[Items from a dataset]
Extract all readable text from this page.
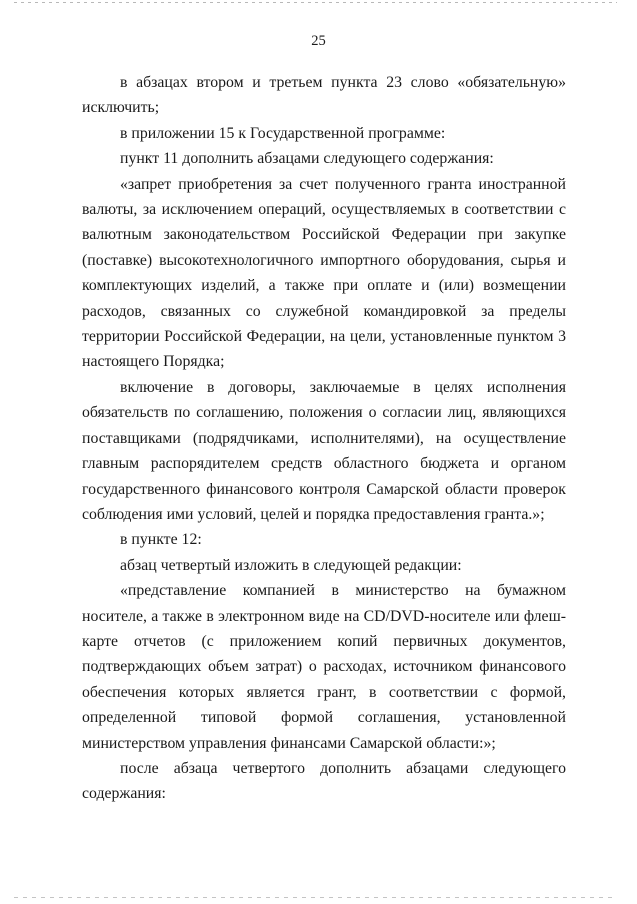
25

в абзацах втором и третьем пункта 23 слово «обязательную» исключить;

в приложении 15 к Государственной программе:

пункт 11 дополнить абзацами следующего содержания:

«запрет приобретения за счет полученного гранта иностранной валюты, за исключением операций, осуществляемых в соответствии с валютным законодательством Российской Федерации при закупке (поставке) высокотехнологичного импортного оборудования, сырья и комплектующих изделий, а также при оплате и (или) возмещении расходов, связанных со служебной командировкой за пределы территории Российской Федерации, на цели, установленные пунктом 3 настоящего Порядка;

включение в договоры, заключаемые в целях исполнения обязательств по соглашению, положения о согласии лиц, являющихся поставщиками (подрядчиками, исполнителями), на осуществление главным распорядителем средств областного бюджета и органом государственного финансового контроля Самарской области проверок соблюдения ими условий, целей и порядка предоставления гранта.»;

в пункте 12:

абзац четвертый изложить в следующей редакции:

«представление компанией в министерство на бумажном носителе, а также в электронном виде на CD/DVD-носителе или флеш-карте отчетов (с приложением копий первичных документов, подтверждающих объем затрат) о расходах, источником финансового обеспечения которых является грант, в соответствии с формой, определенной типовой формой соглашения, установленной министерством управления финансами Самарской области:»;

после абзаца четвертого дополнить абзацами следующего содержания:
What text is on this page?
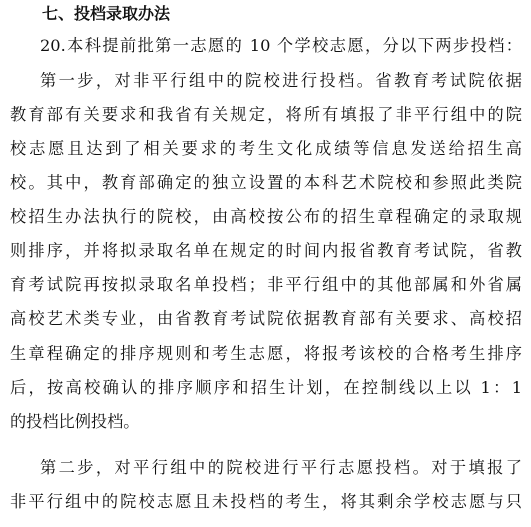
七、投档录取办法

20.本科提前批第一志愿的 10 个学校志愿，分以下两步投档：

第一步，对非平行组中的院校进行投档。省教育考试院依据

教育部有关要求和我省有关规定，将所有填报了非平行组中的院

校志愿且达到了相关要求的考生文化成绩等信息发送给招生高

校。其中，教育部确定的独立设置的本科艺术院校和参照此类院

校招生办法执行的院校，由高校按公布的招生章程确定的录取规

则排序，并将拟录取名单在规定的时间内报省教育考试院，省教

育考试院再按拟录取名单投档；非平行组中的其他部属和外省属

高校艺术类专业，由省教育考试院依据教育部有关要求、高校招

生章程确定的排序规则和考生志愿，将报考该校的合格考生排序

后，按高校确认的排序顺序和招生计划，在控制线以上以 1：1

的投档比例投档。

第二步，对平行组中的院校进行平行志愿投档。对于填报了

非平行组中的院校志愿且未投档的考生，将其剩余学校志愿与只
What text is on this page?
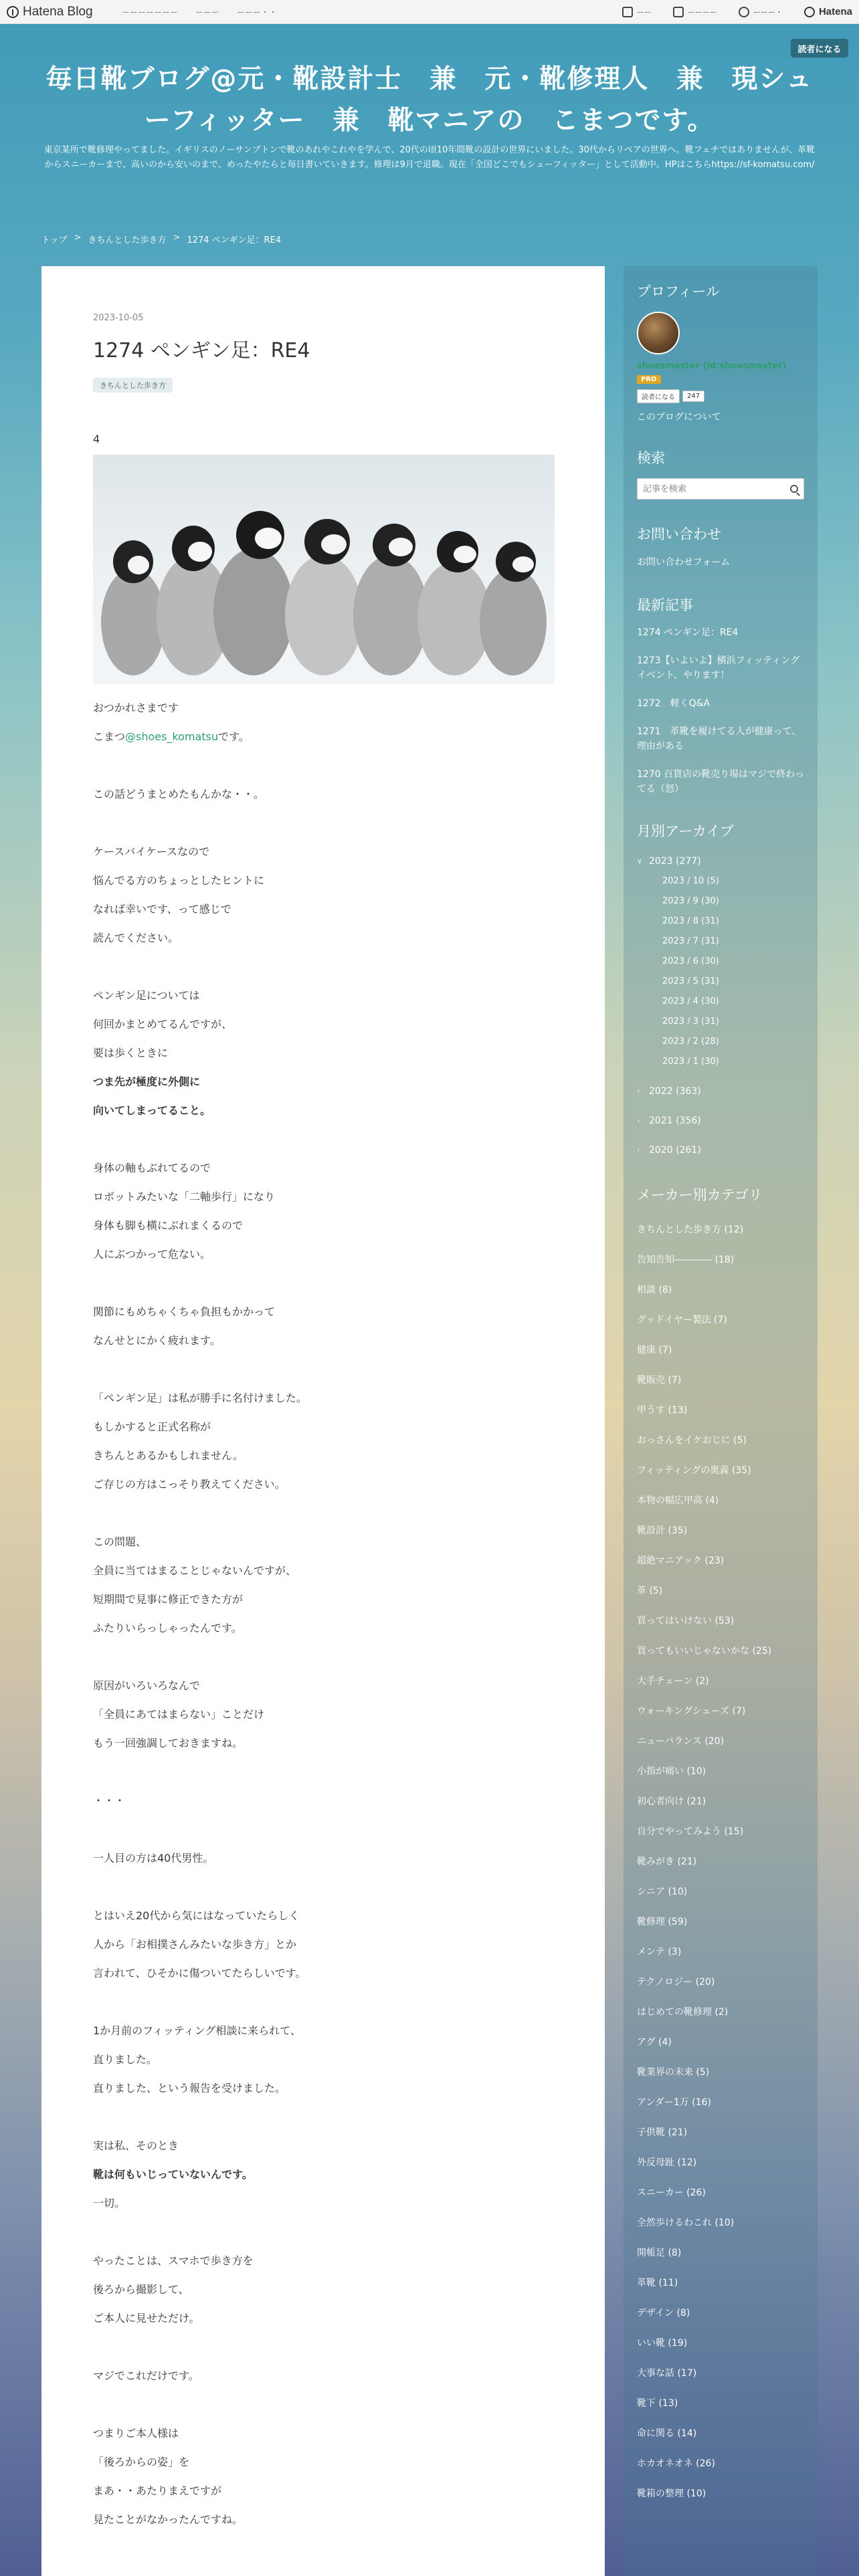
Hatena Blog	ーーーーーーー ーーー ーーー・・	ーー	ーーーー	ーーー・	Hatena
読者になる
毎日靴ブログ@元・靴設計士　兼　元・靴修理人　兼　現シューフィッター　兼　靴マニアの　こまつです。
東京某所で靴修理やってました。イギリスのノーサンプトンで靴のあれやこれやを学んで、20代の頃10年間靴の設計の世界にいました。30代からリペアの世界へ。靴フェチではありませんが、革靴からスニーカーまで、高いのから安いのまで、めったやたらと毎日書いていきます。修理は9月で退職。現在「全国どこでもシューフィッター」として活動中。HPはこちらhttps://sf-komatsu.com/
トップ > きちんとした歩き方 > 1274 ペンギン足：RE4
2023-10-05
1274 ペンギン足：RE4
きちんとした歩き方
4

おつかれさまです

こまつ@shoes_komatsuです。

この話どうまとめたもんかな・・。

ケースバイケースなので

悩んでる方のちょっとしたヒントに

なれば幸いです、って感じで

読んでください。

ペンギン足については

何回かまとめてるんですが、

要は歩くときに

つま先が極度に外側に

向いてしまってること。

身体の軸もぶれてるので

ロボットみたいな「二軸歩行」になり

身体も脚も横にぶれまくるので

人にぶつかって危ない。

関節にもめちゃくちゃ負担もかかって

なんせとにかく疲れます。

「ペンギン足」は私が勝手に名付けました。

もしかすると正式名称が

きちんとあるかもしれません。

ご存じの方はこっそり教えてください。

この問題、

全員に当てはまることじゃないんですが、

短期間で見事に修正できた方が

ふたりいらっしゃったんです。

原因がいろいろなんで

「全員にあてはまらない」ことだけ

もう一回強調しておきますね。

・・・

一人目の方は40代男性。

とはいえ20代から気にはなっていたらしく

人から「お相撲さんみたいな歩き方」とか

言われて、ひそかに傷ついてたらしいです。

1か月前のフィッティング相談に来られて、

直りました。

直りました、という報告を受けました。

実は私、そのとき

靴は何もいじっていないんです。

一切。

やったことは、スマホで歩き方を

後ろから撮影して、

ご本人に見せただけ。

マジでこれだけです。

つまりご本人様は

「後ろからの姿」を

まあ・・あたりまえですが

見たことがなかったんですね。

プロフィール
shoesmaster (id:shoesmaster)
PRO
読者になる	247
このブログについて
検索
記事を検索
お問い合わせ
お問い合わせフォーム
最新記事
1274 ペンギン足：RE4
1273【いよいよ】横浜フィッティングイベント、やります！
1272　軽くQ&A
1271　革靴を履けてる人が健康って、理由がある
1270 百貨店の靴売り場はマジで終わってる（怒）
月別アーカイブ
∨ 2023 (277)
2023 / 10 (5)
2023 / 9 (30)
2023 / 8 (31)
2023 / 7 (31)
2023 / 6 (30)
2023 / 5 (31)
2023 / 4 (30)
2023 / 3 (31)
2023 / 2 (28)
2023 / 1 (30)
› 2022 (363)
› 2021 (356)
› 2020 (261)
メーカー別カテゴリ
きちんとした歩き方 (12)
告知告知―――― (18)
相談 (8)
グッドイヤー製法 (7)
健康 (7)
靴販売 (7)
甲うす (13)
おっさんをイケおじに (5)
フィッティングの奥義 (35)
本物の幅広甲高 (4)
靴設計 (35)
超絶マニアック (23)
革 (5)
買ってはいけない (53)
買ってもいいじゃないかな (25)
大手チェーン (2)
ウォーキングシューズ (7)
ニューバランス (20)
小指が痛い (10)
初心者向け (21)
自分でやってみよう (15)
靴みがき (21)
シニア (10)
靴修理 (59)
メンテ (3)
テクノロジー (20)
はじめての靴修理 (2)
アグ (4)
靴業界の未来 (5)
アンダー1万 (16)
子供靴 (21)
外反母趾 (12)
スニーカー (26)
全然歩けるわこれ (10)
開帳足 (8)
革靴 (11)
デザイン (8)
いい靴 (19)
大事な話 (17)
靴下 (13)
命に関る (14)
ホカオネオネ (26)
靴箱の整理 (10)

**PROBLEM TO SOLVE:** Keep the pictures out and write out the records exactly.

**RESULT OF THIS EXERCISE:**
Extract all readable text from this page.
25

в абзацах втором и третьем пункта 23 слово «обязательную» исключить;

в приложении 15 к Государственной программе:

пункт 11 дополнить абзацами следующего содержания:

«запрет приобретения за счет полученного гранта иностранной валюты, за исключением операций, осуществляемых в соответствии с валютным законодательством Российской Федерации при закупке (поставке) высокотехнологичного импортного оборудования, сырья и комплектующих изделий, а также при оплате и (или) возмещении расходов, связанных со служебной командировкой за пределы территории Российской Федерации, на цели, установленные пунктом 3 настоящего Порядка;

включение в договоры, заключаемые в целях исполнения обязательств по соглашению, положения о согласии лиц, являющихся поставщиками (подрядчиками, исполнителями), на осуществление главным распорядителем средств областного бюджета и органом государственного финансового контроля Самарской области проверок соблюдения ими условий, целей и порядка предоставления гранта.»;

в пункте 12:

абзац четвертый изложить в следующей редакции:

«представление компанией в министерство на бумажном носителе, а также в электронном виде на CD/DVD-носителе или флеш-карте отчетов (с приложением копий первичных документов, подтверждающих объем затрат) о расходах, источником финансового обеспечения которых является грант, в соответствии с формой, определенной типовой формой соглашения, установленной министерством управления финансами Самарской области:»;

после абзаца четвертого дополнить абзацами следующего содержания:
What text is on this page?
七、投档录取办法

20.本科提前批第一志愿的 10 个学校志愿，分以下两步投档：

第一步，对非平行组中的院校进行投档。省教育考试院依据

教育部有关要求和我省有关规定，将所有填报了非平行组中的院

校志愿且达到了相关要求的考生文化成绩等信息发送给招生高

校。其中，教育部确定的独立设置的本科艺术院校和参照此类院

校招生办法执行的院校，由高校按公布的招生章程确定的录取规

则排序，并将拟录取名单在规定的时间内报省教育考试院，省教

育考试院再按拟录取名单投档；非平行组中的其他部属和外省属

高校艺术类专业，由省教育考试院依据教育部有关要求、高校招

生章程确定的排序规则和考生志愿，将报考该校的合格考生排序

后，按高校确认的排序顺序和招生计划，在控制线以上以 1：1

的投档比例投档。

第二步，对平行组中的院校进行平行志愿投档。对于填报了

非平行组中的院校志愿且未投档的考生，将其剩余学校志愿与只
What text is on this page?
Hatena Blog	ーーーーーーー ーーー ーーー・・	ーー	ーーーー	ーーー・	Hatena
読者になる
毎日靴ブログ@元・靴設計士　兼　元・靴修理人　兼　現シューフィッター　兼　靴マニアの　こまつです。
東京某所で靴修理やってました。イギリスのノーサンプトンで靴のあれやこれやを学んで、20代の頃10年間靴の設計の世界にいました。30代からリペアの世界へ。靴フェチではありませんが、革靴からスニーカーまで、高いのから安いのまで、めったやたらと毎日書いていきます。修理は9月で退職。現在「全国どこでもシューフィッター」として活動中。HPはこちらhttps://sf-komatsu.com/
トップ > きちんとした歩き方 > 1274 ペンギン足：RE4
2023-10-05
1274 ペンギン足：RE4
きちんとした歩き方
4

おつかれさまです

こまつ@shoes_komatsuです。

この話どうまとめたもんかな・・。

ケースバイケースなので

悩んでる方のちょっとしたヒントに

なれば幸いです、って感じで

読んでください。

ペンギン足については

何回かまとめてるんですが、

要は歩くときに

つま先が極度に外側に

向いてしまってること。

身体の軸もぶれてるので

ロボットみたいな「二軸歩行」になり

身体も脚も横にぶれまくるので

人にぶつかって危ない。

関節にもめちゃくちゃ負担もかかって

なんせとにかく疲れます。

「ペンギン足」は私が勝手に名付けました。

もしかすると正式名称が

きちんとあるかもしれません。

ご存じの方はこっそり教えてください。

この問題、

全員に当てはまることじゃないんですが、

短期間で見事に修正できた方が

ふたりいらっしゃったんです。

原因がいろいろなんで

「全員にあてはまらない」ことだけ

もう一回強調しておきますね。

・・・

一人目の方は40代男性。

とはいえ20代から気にはなっていたらしく

人から「お相撲さんみたいな歩き方」とか

言われて、ひそかに傷ついてたらしいです。

1か月前のフィッティング相談に来られて、

直りました。

直りました、という報告を受けました。

実は私、そのとき

靴は何もいじっていないんです。

一切。

やったことは、スマホで歩き方を

後ろから撮影して、

ご本人に見せただけ。

マジでこれだけです。

つまりご本人様は

「後ろからの姿」を

まあ・・あたりまえですが

見たことがなかったんですね。

プロフィール
shoesmaster (id:shoesmaster)
PRO
読者になる	247
このブログについて
検索
記事を検索
お問い合わせ
お問い合わせフォーム
最新記事
1274 ペンギン足：RE4
1273【いよいよ】横浜フィッティングイベント、やります！
1272　軽くQ&A
1271　革靴を履けてる人が健康って、理由がある
1270 百貨店の靴売り場はマジで終わってる（怒）
月別アーカイブ
∨ 2023 (277)
2023 / 10 (5)
2023 / 9 (30)
2023 / 8 (31)
2023 / 7 (31)
2023 / 6 (30)
2023 / 5 (31)
2023 / 4 (30)
2023 / 3 (31)
2023 / 2 (28)
2023 / 1 (30)
› 2022 (363)
› 2021 (356)
› 2020 (261)
メーカー別カテゴリ
きちんとした歩き方 (12)
告知告知―――― (18)
相談 (8)
グッドイヤー製法 (7)
健康 (7)
靴販売 (7)
甲うす (13)
おっさんをイケおじに (5)
フィッティングの奥義 (35)
本物の幅広甲高 (4)
靴設計 (35)
超絶マニアック (23)
革 (5)
買ってはいけない (53)
買ってもいいじゃないかな (25)
大手チェーン (2)
ウォーキングシューズ (7)
ニューバランス (20)
小指が痛い (10)
初心者向け (21)
自分でやってみよう (15)
靴みがき (21)
シニア (10)
靴修理 (59)
メンテ (3)
テクノロジー (20)
はじめての靴修理 (2)
アグ (4)
靴業界の未来 (5)
アンダー1万 (16)
子供靴 (21)
外反母趾 (12)
スニーカー (26)
全然歩けるわこれ (10)
開帳足 (8)
革靴 (11)
デザイン (8)
いい靴 (19)
大事な話 (17)
靴下 (13)
命に関る (14)
ホカオネオネ (26)
靴箱の整理 (10)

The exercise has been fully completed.